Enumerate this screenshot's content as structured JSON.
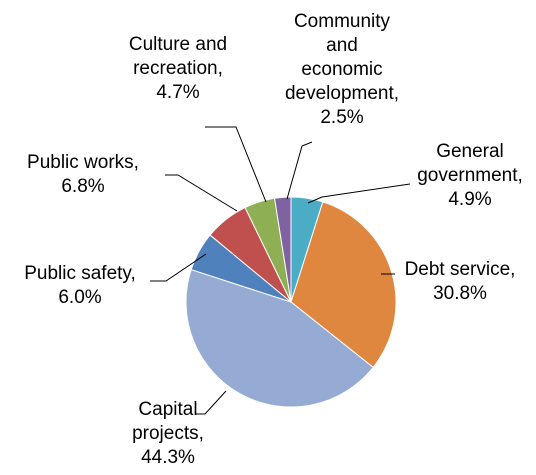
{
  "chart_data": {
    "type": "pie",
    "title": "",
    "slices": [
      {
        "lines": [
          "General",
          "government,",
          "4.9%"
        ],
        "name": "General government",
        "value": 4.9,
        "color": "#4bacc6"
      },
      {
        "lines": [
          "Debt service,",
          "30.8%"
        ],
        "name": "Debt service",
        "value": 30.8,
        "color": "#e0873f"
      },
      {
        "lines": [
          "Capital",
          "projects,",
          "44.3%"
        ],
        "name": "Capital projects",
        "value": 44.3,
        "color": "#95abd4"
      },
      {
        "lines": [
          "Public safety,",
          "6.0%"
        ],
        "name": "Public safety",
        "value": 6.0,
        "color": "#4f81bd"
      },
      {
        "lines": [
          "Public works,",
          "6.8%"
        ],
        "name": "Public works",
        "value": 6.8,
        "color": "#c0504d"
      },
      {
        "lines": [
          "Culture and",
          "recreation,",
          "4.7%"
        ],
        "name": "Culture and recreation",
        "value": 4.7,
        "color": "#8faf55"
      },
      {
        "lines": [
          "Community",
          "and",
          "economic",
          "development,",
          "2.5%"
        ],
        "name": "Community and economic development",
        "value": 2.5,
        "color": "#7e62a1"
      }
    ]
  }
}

* * * *

§ WHAT TO PRODUCE: Above are records to transcribe exactly; leave their pictures out.

§ OUTPUT:
Enumerate this screenshot's content as structured JSON.
{
  "chart_data": {
    "type": "pie",
    "title": "",
    "slices": [
      {
        "lines": [
          "General",
          "government,",
          "4.9%"
        ],
        "name": "General government",
        "value": 4.9,
        "color": "#4bacc6"
      },
      {
        "lines": [
          "Debt service,",
          "30.8%"
        ],
        "name": "Debt service",
        "value": 30.8,
        "color": "#e0873f"
      },
      {
        "lines": [
          "Capital",
          "projects,",
          "44.3%"
        ],
        "name": "Capital projects",
        "value": 44.3,
        "color": "#95abd4"
      },
      {
        "lines": [
          "Public safety,",
          "6.0%"
        ],
        "name": "Public safety",
        "value": 6.0,
        "color": "#4f81bd"
      },
      {
        "lines": [
          "Public works,",
          "6.8%"
        ],
        "name": "Public works",
        "value": 6.8,
        "color": "#c0504d"
      },
      {
        "lines": [
          "Culture and",
          "recreation,",
          "4.7%"
        ],
        "name": "Culture and recreation",
        "value": 4.7,
        "color": "#8faf55"
      },
      {
        "lines": [
          "Community",
          "and",
          "economic",
          "development,",
          "2.5%"
        ],
        "name": "Community and economic development",
        "value": 2.5,
        "color": "#7e62a1"
      }
    ]
  }
}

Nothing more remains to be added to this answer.